→ Stated problem
Give every line below again, exactly.
## START Data excerpts
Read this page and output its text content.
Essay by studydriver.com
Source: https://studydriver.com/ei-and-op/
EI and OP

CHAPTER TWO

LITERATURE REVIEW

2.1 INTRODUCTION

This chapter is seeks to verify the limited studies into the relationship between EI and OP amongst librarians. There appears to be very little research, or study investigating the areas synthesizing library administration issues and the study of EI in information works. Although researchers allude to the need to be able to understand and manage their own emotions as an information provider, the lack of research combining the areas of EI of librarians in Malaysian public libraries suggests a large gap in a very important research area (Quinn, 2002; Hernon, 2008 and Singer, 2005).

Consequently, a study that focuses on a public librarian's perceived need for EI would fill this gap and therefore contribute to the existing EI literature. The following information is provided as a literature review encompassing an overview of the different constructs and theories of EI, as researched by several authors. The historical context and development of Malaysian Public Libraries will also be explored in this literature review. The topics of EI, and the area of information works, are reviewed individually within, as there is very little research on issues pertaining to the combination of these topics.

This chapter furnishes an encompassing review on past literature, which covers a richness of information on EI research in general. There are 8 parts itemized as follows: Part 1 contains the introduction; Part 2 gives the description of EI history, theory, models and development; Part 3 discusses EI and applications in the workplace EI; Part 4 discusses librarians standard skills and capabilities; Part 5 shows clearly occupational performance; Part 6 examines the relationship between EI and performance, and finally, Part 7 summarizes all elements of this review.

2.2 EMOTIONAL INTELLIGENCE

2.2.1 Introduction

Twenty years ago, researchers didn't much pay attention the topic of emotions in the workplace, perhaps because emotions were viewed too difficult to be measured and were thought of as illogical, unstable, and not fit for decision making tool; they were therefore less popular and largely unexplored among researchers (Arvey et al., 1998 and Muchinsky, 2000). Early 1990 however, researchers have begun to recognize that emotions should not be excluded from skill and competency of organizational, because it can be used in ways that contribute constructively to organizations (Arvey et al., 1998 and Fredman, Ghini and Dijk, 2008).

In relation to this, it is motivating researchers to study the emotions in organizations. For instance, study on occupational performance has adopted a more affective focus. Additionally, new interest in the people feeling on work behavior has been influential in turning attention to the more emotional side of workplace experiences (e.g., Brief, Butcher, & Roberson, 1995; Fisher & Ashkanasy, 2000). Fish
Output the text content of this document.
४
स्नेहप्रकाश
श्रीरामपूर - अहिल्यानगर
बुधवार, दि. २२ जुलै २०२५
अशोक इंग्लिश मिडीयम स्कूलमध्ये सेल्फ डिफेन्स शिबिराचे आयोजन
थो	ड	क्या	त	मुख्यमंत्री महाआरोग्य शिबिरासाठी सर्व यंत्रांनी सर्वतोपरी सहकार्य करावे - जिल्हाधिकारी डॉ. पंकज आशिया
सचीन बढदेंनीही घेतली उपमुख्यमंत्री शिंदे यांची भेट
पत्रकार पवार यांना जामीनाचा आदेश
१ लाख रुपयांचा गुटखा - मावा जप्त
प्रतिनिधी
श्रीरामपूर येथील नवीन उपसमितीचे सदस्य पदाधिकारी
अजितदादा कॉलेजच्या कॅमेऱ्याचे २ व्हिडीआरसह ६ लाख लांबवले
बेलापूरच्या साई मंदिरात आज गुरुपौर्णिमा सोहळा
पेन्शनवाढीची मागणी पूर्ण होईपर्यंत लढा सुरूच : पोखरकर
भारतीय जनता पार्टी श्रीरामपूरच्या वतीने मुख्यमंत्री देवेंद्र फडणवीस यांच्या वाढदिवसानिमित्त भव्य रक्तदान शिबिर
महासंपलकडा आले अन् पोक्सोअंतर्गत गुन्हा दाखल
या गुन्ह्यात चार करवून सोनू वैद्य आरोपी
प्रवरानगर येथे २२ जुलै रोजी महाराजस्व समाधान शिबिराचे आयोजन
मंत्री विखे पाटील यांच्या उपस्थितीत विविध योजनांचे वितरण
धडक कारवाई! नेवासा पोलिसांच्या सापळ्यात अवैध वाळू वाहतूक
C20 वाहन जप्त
## END Data excerpts
→ Solution to this task
Read this page and output its text content.
Essay by studydriver.com
Source: https://studydriver.com/ei-and-op/
EI and OP

CHAPTER TWO

LITERATURE REVIEW

2.1 INTRODUCTION

This chapter is seeks to verify the limited studies into the relationship between EI and OP amongst librarians. There appears to be very little research, or study investigating the areas synthesizing library administration issues and the study of EI in information works. Although researchers allude to the need to be able to understand and manage their own emotions as an information provider, the lack of research combining the areas of EI of librarians in Malaysian public libraries suggests a large gap in a very important research area (Quinn, 2002; Hernon, 2008 and Singer, 2005).

Consequently, a study that focuses on a public librarian's perceived need for EI would fill this gap and therefore contribute to the existing EI literature. The following information is provided as a literature review encompassing an overview of the different constructs and theories of EI, as researched by several authors. The historical context and development of Malaysian Public Libraries will also be explored in this literature review. The topics of EI, and the area of information works, are reviewed individually within, as there is very little research on issues pertaining to the combination of these topics.

This chapter furnishes an encompassing review on past literature, which covers a richness of information on EI research in general. There are 8 parts itemized as follows: Part 1 contains the introduction; Part 2 gives the description of EI history, theory, models and development; Part 3 discusses EI and applications in the workplace EI; Part 4 discusses librarians standard skills and capabilities; Part 5 shows clearly occupational performance; Part 6 examines the relationship between EI and performance, and finally, Part 7 summarizes all elements of this review.

2.2 EMOTIONAL INTELLIGENCE

2.2.1 Introduction

Twenty years ago, researchers didn't much pay attention the topic of emotions in the workplace, perhaps because emotions were viewed too difficult to be measured and were thought of as illogical, unstable, and not fit for decision making tool; they were therefore less popular and largely unexplored among researchers (Arvey et al., 1998 and Muchinsky, 2000). Early 1990 however, researchers have begun to recognize that emotions should not be excluded from skill and competency of organizational, because it can be used in ways that contribute constructively to organizations (Arvey et al., 1998 and Fredman, Ghini and Dijk, 2008).

In relation to this, it is motivating researchers to study the emotions in organizations. For instance, study on occupational performance has adopted a more affective focus. Additionally, new interest in the people feeling on work behavior has been influential in turning attention to the more emotional side of workplace experiences (e.g., Brief, Butcher, & Roberson, 1995; Fisher & Ashkanasy, 2000). Fish
Output the text content of this document.
४
स्नेहप्रकाश
श्रीरामपूर - अहिल्यानगर
बुधवार, दि. २२ जुलै २०२५
अशोक इंग्लिश मिडीयम स्कूलमध्ये सेल्फ डिफेन्स शिबिराचे आयोजन
थो	ड	क्या	त	मुख्यमंत्री महाआरोग्य शिबिरासाठी सर्व यंत्रांनी सर्वतोपरी सहकार्य करावे - जिल्हाधिकारी डॉ. पंकज आशिया
सचीन बढदेंनीही घेतली उपमुख्यमंत्री शिंदे यांची भेट
पत्रकार पवार यांना जामीनाचा आदेश
१ लाख रुपयांचा गुटखा - मावा जप्त
प्रतिनिधी
श्रीरामपूर येथील नवीन उपसमितीचे सदस्य पदाधिकारी
अजितदादा कॉलेजच्या कॅमेऱ्याचे २ व्हिडीआरसह ६ लाख लांबवले
बेलापूरच्या साई मंदिरात आज गुरुपौर्णिमा सोहळा
पेन्शनवाढीची मागणी पूर्ण होईपर्यंत लढा सुरूच : पोखरकर
भारतीय जनता पार्टी श्रीरामपूरच्या वतीने मुख्यमंत्री देवेंद्र फडणवीस यांच्या वाढदिवसानिमित्त भव्य रक्तदान शिबिर
महासंपलकडा आले अन् पोक्सोअंतर्गत गुन्हा दाखल
या गुन्ह्यात चार करवून सोनू वैद्य आरोपी
प्रवरानगर येथे २२ जुलै रोजी महाराजस्व समाधान शिबिराचे आयोजन
मंत्री विखे पाटील यांच्या उपस्थितीत विविध योजनांचे वितरण
धडक कारवाई! नेवासा पोलिसांच्या सापळ्यात अवैध वाळू वाहतूक
C20 वाहन जप्त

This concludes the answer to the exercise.